• _Description of the task_
Can you reproduce the data beneath, keeping every line exact?

• _Record set_
★ ★ ★
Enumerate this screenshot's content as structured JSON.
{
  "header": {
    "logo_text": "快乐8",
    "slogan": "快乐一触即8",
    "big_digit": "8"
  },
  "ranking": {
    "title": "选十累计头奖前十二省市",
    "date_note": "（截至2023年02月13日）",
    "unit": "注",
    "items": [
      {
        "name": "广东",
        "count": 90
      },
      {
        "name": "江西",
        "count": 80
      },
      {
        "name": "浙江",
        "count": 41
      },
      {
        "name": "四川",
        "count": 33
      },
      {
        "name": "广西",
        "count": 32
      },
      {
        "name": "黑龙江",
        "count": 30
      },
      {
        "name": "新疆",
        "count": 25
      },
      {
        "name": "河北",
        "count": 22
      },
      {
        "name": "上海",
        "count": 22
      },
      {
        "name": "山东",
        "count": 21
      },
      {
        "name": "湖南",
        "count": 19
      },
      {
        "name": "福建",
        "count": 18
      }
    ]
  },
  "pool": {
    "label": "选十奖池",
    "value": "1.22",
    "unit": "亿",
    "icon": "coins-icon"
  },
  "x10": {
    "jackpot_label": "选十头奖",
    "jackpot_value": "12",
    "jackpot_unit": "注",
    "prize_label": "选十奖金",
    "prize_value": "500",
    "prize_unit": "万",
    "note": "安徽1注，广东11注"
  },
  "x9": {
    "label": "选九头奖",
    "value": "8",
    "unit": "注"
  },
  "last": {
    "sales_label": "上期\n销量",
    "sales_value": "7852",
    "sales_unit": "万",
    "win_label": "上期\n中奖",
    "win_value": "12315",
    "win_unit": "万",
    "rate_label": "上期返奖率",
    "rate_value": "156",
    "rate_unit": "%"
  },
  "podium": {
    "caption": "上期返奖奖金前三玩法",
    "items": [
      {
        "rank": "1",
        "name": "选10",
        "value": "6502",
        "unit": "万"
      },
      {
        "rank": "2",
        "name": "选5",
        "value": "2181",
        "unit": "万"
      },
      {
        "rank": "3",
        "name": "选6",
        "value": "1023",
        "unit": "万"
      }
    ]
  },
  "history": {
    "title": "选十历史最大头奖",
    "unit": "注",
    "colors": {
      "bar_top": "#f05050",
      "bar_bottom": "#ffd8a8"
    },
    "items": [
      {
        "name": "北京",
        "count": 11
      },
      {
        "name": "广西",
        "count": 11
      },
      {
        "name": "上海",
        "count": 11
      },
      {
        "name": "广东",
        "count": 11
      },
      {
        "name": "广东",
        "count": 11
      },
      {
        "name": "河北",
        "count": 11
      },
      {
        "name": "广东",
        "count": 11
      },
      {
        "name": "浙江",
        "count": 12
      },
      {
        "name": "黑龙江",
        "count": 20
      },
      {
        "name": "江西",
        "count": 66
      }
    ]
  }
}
★ ★ ★
• _Result for this task_
Enumerate this screenshot's content as structured JSON.
{
  "header": {
    "logo_text": "快乐8",
    "slogan": "快乐一触即8",
    "big_digit": "8"
  },
  "ranking": {
    "title": "选十累计头奖前十二省市",
    "date_note": "（截至2023年02月13日）",
    "unit": "注",
    "items": [
      {
        "name": "广东",
        "count": 90
      },
      {
        "name": "江西",
        "count": 80
      },
      {
        "name": "浙江",
        "count": 41
      },
      {
        "name": "四川",
        "count": 33
      },
      {
        "name": "广西",
        "count": 32
      },
      {
        "name": "黑龙江",
        "count": 30
      },
      {
        "name": "新疆",
        "count": 25
      },
      {
        "name": "河北",
        "count": 22
      },
      {
        "name": "上海",
        "count": 22
      },
      {
        "name": "山东",
        "count": 21
      },
      {
        "name": "湖南",
        "count": 19
      },
      {
        "name": "福建",
        "count": 18
      }
    ]
  },
  "pool": {
    "label": "选十奖池",
    "value": "1.22",
    "unit": "亿",
    "icon": "coins-icon"
  },
  "x10": {
    "jackpot_label": "选十头奖",
    "jackpot_value": "12",
    "jackpot_unit": "注",
    "prize_label": "选十奖金",
    "prize_value": "500",
    "prize_unit": "万",
    "note": "安徽1注，广东11注"
  },
  "x9": {
    "label": "选九头奖",
    "value": "8",
    "unit": "注"
  },
  "last": {
    "sales_label": "上期\n销量",
    "sales_value": "7852",
    "sales_unit": "万",
    "win_label": "上期\n中奖",
    "win_value": "12315",
    "win_unit": "万",
    "rate_label": "上期返奖率",
    "rate_value": "156",
    "rate_unit": "%"
  },
  "podium": {
    "caption": "上期返奖奖金前三玩法",
    "items": [
      {
        "rank": "1",
        "name": "选10",
        "value": "6502",
        "unit": "万"
      },
      {
        "rank": "2",
        "name": "选5",
        "value": "2181",
        "unit": "万"
      },
      {
        "rank": "3",
        "name": "选6",
        "value": "1023",
        "unit": "万"
      }
    ]
  },
  "history": {
    "title": "选十历史最大头奖",
    "unit": "注",
    "colors": {
      "bar_top": "#f05050",
      "bar_bottom": "#ffd8a8"
    },
    "items": [
      {
        "name": "北京",
        "count": 11
      },
      {
        "name": "广西",
        "count": 11
      },
      {
        "name": "上海",
        "count": 11
      },
      {
        "name": "广东",
        "count": 11
      },
      {
        "name": "广东",
        "count": 11
      },
      {
        "name": "河北",
        "count": 11
      },
      {
        "name": "广东",
        "count": 11
      },
      {
        "name": "浙江",
        "count": 12
      },
      {
        "name": "黑龙江",
        "count": 20
      },
      {
        "name": "江西",
        "count": 66
      }
    ]
  }
}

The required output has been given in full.